Start of Material supplied

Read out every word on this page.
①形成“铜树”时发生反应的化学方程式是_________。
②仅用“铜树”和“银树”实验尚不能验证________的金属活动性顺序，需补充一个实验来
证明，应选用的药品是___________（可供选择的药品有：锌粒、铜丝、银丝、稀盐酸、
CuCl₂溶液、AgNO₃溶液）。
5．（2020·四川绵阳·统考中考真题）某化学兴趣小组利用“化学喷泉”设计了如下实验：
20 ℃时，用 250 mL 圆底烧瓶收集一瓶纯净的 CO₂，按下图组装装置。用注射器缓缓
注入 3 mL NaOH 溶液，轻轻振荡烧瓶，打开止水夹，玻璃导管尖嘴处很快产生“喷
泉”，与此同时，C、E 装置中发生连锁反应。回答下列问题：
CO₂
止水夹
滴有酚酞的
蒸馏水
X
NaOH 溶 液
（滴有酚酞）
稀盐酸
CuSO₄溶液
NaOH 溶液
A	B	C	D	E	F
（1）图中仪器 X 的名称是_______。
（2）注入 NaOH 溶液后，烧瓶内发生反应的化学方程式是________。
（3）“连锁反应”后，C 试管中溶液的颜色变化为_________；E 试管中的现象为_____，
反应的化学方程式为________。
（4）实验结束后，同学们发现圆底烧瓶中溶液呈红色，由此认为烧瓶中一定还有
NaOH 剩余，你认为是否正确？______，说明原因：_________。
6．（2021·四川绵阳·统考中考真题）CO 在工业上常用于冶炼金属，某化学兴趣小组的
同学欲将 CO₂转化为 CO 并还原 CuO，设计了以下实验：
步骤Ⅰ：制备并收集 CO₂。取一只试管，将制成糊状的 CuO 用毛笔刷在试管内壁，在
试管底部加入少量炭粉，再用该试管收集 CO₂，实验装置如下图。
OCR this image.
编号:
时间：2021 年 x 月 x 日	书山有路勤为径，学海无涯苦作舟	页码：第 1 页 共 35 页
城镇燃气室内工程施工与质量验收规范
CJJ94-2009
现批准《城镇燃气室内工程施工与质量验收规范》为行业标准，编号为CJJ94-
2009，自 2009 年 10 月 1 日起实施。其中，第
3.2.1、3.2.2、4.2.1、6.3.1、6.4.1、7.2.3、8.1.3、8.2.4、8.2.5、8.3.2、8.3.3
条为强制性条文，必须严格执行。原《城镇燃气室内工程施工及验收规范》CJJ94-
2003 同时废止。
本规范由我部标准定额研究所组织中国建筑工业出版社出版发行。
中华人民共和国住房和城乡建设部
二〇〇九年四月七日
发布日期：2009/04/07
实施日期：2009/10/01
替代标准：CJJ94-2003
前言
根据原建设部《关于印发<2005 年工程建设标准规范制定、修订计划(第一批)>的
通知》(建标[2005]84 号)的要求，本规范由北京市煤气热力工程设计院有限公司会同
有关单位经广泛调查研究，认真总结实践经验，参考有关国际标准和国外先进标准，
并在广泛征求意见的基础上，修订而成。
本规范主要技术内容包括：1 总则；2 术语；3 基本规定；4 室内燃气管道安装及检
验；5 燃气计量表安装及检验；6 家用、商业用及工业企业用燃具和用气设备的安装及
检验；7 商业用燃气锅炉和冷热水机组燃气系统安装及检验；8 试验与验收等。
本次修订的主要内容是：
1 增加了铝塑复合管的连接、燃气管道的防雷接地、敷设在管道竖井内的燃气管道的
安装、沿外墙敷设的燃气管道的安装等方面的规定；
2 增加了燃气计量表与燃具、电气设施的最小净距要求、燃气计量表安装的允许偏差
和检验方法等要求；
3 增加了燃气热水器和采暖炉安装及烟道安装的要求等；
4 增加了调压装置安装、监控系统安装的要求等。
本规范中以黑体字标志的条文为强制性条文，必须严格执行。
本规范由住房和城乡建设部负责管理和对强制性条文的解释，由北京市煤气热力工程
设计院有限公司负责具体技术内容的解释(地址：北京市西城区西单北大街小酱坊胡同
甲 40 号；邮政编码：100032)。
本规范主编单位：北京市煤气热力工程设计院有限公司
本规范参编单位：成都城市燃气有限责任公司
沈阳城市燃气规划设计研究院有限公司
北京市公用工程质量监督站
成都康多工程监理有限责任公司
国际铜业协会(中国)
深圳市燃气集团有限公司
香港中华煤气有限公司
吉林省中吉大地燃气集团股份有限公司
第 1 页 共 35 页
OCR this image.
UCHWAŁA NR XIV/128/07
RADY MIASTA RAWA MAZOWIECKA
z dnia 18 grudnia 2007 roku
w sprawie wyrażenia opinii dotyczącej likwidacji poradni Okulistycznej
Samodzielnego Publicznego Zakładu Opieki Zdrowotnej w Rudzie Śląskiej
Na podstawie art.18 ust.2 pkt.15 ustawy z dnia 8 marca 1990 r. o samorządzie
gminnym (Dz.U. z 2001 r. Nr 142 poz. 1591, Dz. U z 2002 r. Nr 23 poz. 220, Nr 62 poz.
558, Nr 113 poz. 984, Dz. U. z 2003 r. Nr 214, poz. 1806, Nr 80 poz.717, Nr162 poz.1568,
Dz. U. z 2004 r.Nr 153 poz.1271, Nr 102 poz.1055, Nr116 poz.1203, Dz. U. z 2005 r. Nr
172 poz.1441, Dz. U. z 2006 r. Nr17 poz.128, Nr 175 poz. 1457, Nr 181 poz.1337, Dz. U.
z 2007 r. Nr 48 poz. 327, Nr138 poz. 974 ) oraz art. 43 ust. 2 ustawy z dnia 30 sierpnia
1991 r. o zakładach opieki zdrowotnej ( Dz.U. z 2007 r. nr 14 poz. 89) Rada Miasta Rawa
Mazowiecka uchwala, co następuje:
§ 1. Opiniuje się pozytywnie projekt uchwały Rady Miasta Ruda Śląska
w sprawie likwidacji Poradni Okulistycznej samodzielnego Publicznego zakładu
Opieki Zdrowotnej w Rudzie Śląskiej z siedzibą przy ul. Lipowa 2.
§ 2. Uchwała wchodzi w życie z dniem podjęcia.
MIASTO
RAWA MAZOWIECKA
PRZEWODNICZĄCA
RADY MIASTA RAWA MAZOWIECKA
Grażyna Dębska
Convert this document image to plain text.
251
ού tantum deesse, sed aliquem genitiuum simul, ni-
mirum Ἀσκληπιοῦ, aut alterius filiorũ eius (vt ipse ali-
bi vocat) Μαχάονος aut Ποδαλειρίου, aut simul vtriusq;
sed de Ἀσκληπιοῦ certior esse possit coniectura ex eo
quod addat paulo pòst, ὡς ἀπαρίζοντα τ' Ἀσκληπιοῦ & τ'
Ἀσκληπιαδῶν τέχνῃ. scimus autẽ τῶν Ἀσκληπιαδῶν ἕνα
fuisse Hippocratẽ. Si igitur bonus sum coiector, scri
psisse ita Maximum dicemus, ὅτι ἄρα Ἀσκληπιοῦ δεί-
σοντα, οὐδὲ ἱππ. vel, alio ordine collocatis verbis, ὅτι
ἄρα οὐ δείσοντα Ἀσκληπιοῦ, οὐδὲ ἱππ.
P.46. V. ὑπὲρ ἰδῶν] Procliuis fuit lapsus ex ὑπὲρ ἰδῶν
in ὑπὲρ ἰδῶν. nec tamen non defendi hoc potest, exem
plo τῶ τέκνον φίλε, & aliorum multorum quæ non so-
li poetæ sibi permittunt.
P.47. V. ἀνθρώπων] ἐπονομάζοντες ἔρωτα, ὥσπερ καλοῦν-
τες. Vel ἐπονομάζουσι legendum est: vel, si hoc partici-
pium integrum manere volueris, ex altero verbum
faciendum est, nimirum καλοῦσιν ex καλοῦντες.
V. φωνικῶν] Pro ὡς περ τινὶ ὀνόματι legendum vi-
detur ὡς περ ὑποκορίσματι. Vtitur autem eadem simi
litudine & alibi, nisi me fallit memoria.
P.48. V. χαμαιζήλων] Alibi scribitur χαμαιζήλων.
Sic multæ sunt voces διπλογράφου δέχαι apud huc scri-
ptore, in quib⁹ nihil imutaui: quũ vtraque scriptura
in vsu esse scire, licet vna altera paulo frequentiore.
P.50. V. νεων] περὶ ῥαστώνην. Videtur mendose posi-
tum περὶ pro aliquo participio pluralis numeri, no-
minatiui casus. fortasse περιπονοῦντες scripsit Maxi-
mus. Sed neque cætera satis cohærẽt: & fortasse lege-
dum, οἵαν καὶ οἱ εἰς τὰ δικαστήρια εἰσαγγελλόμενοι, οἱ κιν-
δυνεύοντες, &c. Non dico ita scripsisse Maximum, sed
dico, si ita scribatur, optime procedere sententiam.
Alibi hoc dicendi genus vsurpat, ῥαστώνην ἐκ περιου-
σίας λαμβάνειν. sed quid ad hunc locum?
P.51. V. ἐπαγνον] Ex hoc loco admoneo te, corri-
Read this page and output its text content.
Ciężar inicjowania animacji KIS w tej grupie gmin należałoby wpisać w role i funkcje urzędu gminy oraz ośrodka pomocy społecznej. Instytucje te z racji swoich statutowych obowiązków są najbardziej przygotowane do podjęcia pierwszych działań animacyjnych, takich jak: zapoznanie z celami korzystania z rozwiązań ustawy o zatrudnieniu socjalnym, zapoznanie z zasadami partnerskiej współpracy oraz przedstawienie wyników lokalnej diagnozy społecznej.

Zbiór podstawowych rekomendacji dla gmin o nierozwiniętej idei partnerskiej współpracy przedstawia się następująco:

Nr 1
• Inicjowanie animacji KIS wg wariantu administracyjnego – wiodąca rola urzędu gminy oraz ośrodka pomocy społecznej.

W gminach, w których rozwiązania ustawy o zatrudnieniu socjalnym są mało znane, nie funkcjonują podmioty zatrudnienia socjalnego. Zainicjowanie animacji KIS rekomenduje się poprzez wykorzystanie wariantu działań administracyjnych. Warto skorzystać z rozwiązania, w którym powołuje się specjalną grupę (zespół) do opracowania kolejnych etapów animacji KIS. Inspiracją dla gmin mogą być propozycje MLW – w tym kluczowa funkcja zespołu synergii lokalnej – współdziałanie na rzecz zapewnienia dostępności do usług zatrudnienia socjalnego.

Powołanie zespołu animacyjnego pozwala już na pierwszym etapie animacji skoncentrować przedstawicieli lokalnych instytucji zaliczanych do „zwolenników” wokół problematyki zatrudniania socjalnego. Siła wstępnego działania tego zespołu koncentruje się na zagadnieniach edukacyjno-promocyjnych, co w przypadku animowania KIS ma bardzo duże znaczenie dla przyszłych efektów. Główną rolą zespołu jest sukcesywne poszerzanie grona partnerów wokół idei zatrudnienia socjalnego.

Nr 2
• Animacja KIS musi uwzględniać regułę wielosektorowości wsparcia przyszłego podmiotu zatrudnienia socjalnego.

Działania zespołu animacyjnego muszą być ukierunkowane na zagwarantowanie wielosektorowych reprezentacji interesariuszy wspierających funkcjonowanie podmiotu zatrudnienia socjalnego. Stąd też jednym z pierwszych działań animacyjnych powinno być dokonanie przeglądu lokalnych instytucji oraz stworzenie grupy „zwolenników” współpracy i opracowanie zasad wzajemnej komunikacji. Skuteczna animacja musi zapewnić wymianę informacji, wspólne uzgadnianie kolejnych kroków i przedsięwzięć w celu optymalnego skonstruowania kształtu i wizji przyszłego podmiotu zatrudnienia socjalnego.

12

End of Material supplied

Exercise aim:
Scan the material line by line and report each one that contains "城镇燃气室内工程施工与质量验收规范".

Written response:
城镇燃气室内工程施工与质量验收规范
现批准《城镇燃气室内工程施工与质量验收规范》为行业标准，编号为CJJ94-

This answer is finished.